__Set task__. Give back each of the records below word for word, with nothing added, dropped, or changed.

----

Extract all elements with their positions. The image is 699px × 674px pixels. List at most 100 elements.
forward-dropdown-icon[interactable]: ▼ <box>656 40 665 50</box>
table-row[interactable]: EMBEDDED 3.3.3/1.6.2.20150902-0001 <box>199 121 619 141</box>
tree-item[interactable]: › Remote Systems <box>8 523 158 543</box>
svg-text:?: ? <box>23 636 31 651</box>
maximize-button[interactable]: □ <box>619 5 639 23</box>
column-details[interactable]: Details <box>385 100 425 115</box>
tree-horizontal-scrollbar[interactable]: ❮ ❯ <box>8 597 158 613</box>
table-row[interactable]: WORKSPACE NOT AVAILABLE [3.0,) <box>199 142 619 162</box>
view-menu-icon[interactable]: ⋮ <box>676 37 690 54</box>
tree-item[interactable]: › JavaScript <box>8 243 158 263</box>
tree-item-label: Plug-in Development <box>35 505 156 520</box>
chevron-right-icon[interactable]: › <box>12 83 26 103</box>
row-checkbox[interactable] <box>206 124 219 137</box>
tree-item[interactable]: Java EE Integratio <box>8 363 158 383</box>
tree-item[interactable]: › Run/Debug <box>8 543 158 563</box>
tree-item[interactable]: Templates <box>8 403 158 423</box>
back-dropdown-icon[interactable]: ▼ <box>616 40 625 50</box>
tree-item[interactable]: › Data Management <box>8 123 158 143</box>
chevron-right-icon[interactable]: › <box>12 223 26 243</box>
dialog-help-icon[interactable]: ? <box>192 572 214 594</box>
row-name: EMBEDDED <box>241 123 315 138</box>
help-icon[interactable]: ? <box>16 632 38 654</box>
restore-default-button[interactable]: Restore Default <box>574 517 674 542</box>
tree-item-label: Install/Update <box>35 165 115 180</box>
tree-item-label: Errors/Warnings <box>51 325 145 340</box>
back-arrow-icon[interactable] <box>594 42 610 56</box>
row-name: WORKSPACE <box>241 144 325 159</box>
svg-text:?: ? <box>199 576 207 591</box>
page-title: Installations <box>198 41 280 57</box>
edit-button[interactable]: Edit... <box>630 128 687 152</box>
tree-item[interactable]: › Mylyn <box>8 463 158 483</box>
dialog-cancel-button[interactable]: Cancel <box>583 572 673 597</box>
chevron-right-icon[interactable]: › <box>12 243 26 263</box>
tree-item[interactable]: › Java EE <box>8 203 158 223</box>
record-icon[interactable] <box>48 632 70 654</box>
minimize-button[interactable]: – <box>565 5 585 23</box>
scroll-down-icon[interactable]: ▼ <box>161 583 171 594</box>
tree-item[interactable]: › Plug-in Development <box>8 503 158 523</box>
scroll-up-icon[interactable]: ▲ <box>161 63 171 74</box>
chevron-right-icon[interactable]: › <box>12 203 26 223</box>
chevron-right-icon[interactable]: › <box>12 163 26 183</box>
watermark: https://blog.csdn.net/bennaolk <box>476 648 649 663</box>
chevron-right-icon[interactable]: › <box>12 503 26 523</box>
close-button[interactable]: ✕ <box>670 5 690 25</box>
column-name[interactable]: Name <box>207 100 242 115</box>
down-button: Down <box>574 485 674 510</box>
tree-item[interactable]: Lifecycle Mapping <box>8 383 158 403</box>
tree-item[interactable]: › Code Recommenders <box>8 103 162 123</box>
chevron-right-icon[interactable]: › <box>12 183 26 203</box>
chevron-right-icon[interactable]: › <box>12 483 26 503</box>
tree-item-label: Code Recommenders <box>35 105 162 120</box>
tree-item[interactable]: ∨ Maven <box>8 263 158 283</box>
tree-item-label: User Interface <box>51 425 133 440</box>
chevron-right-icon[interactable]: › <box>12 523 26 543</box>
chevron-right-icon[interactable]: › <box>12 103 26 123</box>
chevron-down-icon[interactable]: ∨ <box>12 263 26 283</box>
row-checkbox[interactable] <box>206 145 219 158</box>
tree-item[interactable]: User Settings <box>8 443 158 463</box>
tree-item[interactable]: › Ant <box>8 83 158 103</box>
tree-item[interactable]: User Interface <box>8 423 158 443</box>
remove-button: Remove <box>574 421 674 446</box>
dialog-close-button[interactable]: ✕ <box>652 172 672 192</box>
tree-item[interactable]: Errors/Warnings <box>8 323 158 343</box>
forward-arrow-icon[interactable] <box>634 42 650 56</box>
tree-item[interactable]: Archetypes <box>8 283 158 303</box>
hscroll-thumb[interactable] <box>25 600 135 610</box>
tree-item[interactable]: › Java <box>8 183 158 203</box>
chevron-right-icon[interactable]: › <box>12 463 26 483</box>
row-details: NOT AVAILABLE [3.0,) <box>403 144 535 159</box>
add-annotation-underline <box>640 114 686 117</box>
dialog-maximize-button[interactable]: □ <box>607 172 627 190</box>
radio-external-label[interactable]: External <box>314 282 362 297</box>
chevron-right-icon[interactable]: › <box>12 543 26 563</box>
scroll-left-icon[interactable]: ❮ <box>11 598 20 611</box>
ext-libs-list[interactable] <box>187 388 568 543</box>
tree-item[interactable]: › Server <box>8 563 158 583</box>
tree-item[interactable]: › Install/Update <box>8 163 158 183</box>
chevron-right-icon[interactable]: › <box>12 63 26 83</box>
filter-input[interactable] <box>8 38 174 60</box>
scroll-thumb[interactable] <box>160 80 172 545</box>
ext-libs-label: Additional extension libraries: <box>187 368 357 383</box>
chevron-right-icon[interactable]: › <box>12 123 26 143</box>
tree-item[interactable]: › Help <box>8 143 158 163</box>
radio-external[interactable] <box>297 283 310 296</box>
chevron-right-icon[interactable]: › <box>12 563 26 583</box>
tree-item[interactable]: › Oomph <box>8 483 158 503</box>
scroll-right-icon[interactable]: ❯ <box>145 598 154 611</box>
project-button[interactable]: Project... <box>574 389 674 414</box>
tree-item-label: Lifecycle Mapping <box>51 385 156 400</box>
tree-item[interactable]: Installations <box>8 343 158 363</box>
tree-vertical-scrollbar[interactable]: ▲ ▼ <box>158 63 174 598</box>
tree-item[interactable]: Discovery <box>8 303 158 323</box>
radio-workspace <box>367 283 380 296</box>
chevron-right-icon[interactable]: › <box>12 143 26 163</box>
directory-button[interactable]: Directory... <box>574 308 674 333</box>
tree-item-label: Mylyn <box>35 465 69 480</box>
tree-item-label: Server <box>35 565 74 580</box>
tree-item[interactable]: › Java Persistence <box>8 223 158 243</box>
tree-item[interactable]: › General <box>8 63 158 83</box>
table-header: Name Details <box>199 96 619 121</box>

----

__Output for this task__.
Extract all elements with their positions. The image is 699px × 674px pixels. List at most 100 elements.
forward-dropdown-icon[interactable]: ▼ <box>656 40 665 50</box>
table-row[interactable]: EMBEDDED 3.3.3/1.6.2.20150902-0001 <box>199 121 619 141</box>
tree-item[interactable]: › Remote Systems <box>8 523 158 543</box>
svg-text:?: ? <box>23 636 31 651</box>
maximize-button[interactable]: □ <box>619 5 639 23</box>
column-details[interactable]: Details <box>385 100 425 115</box>
tree-horizontal-scrollbar[interactable]: ❮ ❯ <box>8 597 158 613</box>
table-row[interactable]: WORKSPACE NOT AVAILABLE [3.0,) <box>199 142 619 162</box>
view-menu-icon[interactable]: ⋮ <box>676 37 690 54</box>
tree-item[interactable]: › JavaScript <box>8 243 158 263</box>
tree-item-label: Plug-in Development <box>35 505 156 520</box>
chevron-right-icon[interactable]: › <box>12 83 26 103</box>
row-checkbox[interactable] <box>206 124 219 137</box>
tree-item[interactable]: Java EE Integratio <box>8 363 158 383</box>
tree-item[interactable]: › Run/Debug <box>8 543 158 563</box>
tree-item[interactable]: Templates <box>8 403 158 423</box>
back-dropdown-icon[interactable]: ▼ <box>616 40 625 50</box>
tree-item[interactable]: › Data Management <box>8 123 158 143</box>
chevron-right-icon[interactable]: › <box>12 223 26 243</box>
dialog-help-icon[interactable]: ? <box>192 572 214 594</box>
row-name: EMBEDDED <box>241 123 315 138</box>
help-icon[interactable]: ? <box>16 632 38 654</box>
restore-default-button[interactable]: Restore Default <box>574 517 674 542</box>
tree-item-label: Install/Update <box>35 165 115 180</box>
tree-item-label: Errors/Warnings <box>51 325 145 340</box>
back-arrow-icon[interactable] <box>594 42 610 56</box>
row-name: WORKSPACE <box>241 144 325 159</box>
svg-text:?: ? <box>199 576 207 591</box>
page-title: Installations <box>198 41 280 57</box>
edit-button[interactable]: Edit... <box>630 128 687 152</box>
tree-item[interactable]: › Mylyn <box>8 463 158 483</box>
dialog-cancel-button[interactable]: Cancel <box>583 572 673 597</box>
chevron-right-icon[interactable]: › <box>12 243 26 263</box>
tree-item[interactable]: › Java EE <box>8 203 158 223</box>
record-icon[interactable] <box>48 632 70 654</box>
minimize-button[interactable]: – <box>565 5 585 23</box>
scroll-down-icon[interactable]: ▼ <box>161 583 171 594</box>
tree-item[interactable]: › Plug-in Development <box>8 503 158 523</box>
scroll-up-icon[interactable]: ▲ <box>161 63 171 74</box>
chevron-right-icon[interactable]: › <box>12 203 26 223</box>
chevron-right-icon[interactable]: › <box>12 163 26 183</box>
watermark: https://blog.csdn.net/bennaolk <box>476 648 649 663</box>
chevron-right-icon[interactable]: › <box>12 503 26 523</box>
close-button[interactable]: ✕ <box>670 5 690 25</box>
column-name[interactable]: Name <box>207 100 242 115</box>
down-button: Down <box>574 485 674 510</box>
tree-item[interactable]: Lifecycle Mapping <box>8 383 158 403</box>
tree-item[interactable]: › Code Recommenders <box>8 103 162 123</box>
chevron-right-icon[interactable]: › <box>12 183 26 203</box>
chevron-right-icon[interactable]: › <box>12 483 26 503</box>
tree-item-label: Code Recommenders <box>35 105 162 120</box>
tree-item[interactable]: ∨ Maven <box>8 263 158 283</box>
tree-item-label: User Interface <box>51 425 133 440</box>
chevron-right-icon[interactable]: › <box>12 523 26 543</box>
chevron-right-icon[interactable]: › <box>12 103 26 123</box>
chevron-down-icon[interactable]: ∨ <box>12 263 26 283</box>
row-checkbox[interactable] <box>206 145 219 158</box>
tree-item[interactable]: User Settings <box>8 443 158 463</box>
tree-item[interactable]: › Ant <box>8 83 158 103</box>
tree-item[interactable]: User Interface <box>8 423 158 443</box>
remove-button: Remove <box>574 421 674 446</box>
dialog-close-button[interactable]: ✕ <box>652 172 672 192</box>
tree-item[interactable]: Errors/Warnings <box>8 323 158 343</box>
forward-arrow-icon[interactable] <box>634 42 650 56</box>
tree-item[interactable]: Archetypes <box>8 283 158 303</box>
hscroll-thumb[interactable] <box>25 600 135 610</box>
tree-item[interactable]: › Java <box>8 183 158 203</box>
chevron-right-icon[interactable]: › <box>12 463 26 483</box>
row-details: NOT AVAILABLE [3.0,) <box>403 144 535 159</box>
add-annotation-underline <box>640 114 686 117</box>
dialog-maximize-button[interactable]: □ <box>607 172 627 190</box>
radio-external-label[interactable]: External <box>314 282 362 297</box>
chevron-right-icon[interactable]: › <box>12 543 26 563</box>
scroll-left-icon[interactable]: ❮ <box>11 598 20 611</box>
ext-libs-list[interactable] <box>187 388 568 543</box>
tree-item[interactable]: › Server <box>8 563 158 583</box>
tree-item[interactable]: › Install/Update <box>8 163 158 183</box>
chevron-right-icon[interactable]: › <box>12 63 26 83</box>
filter-input[interactable] <box>8 38 174 60</box>
scroll-thumb[interactable] <box>160 80 172 545</box>
ext-libs-label: Additional extension libraries: <box>187 368 357 383</box>
chevron-right-icon[interactable]: › <box>12 123 26 143</box>
tree-item[interactable]: › Help <box>8 143 158 163</box>
radio-external[interactable] <box>297 283 310 296</box>
chevron-right-icon[interactable]: › <box>12 563 26 583</box>
tree-item[interactable]: › Oomph <box>8 483 158 503</box>
scroll-right-icon[interactable]: ❯ <box>145 598 154 611</box>
project-button[interactable]: Project... <box>574 389 674 414</box>
tree-item-label: Lifecycle Mapping <box>51 385 156 400</box>
tree-item[interactable]: Installations <box>8 343 158 363</box>
tree-vertical-scrollbar[interactable]: ▲ ▼ <box>158 63 174 598</box>
tree-item[interactable]: Discovery <box>8 303 158 323</box>
radio-workspace <box>367 283 380 296</box>
chevron-right-icon[interactable]: › <box>12 143 26 163</box>
directory-button[interactable]: Directory... <box>574 308 674 333</box>
tree-item-label: Mylyn <box>35 465 69 480</box>
tree-item-label: Server <box>35 565 74 580</box>
tree-item[interactable]: › Java Persistence <box>8 223 158 243</box>
tree-item[interactable]: › General <box>8 63 158 83</box>
table-header: Name Details <box>199 96 619 121</box>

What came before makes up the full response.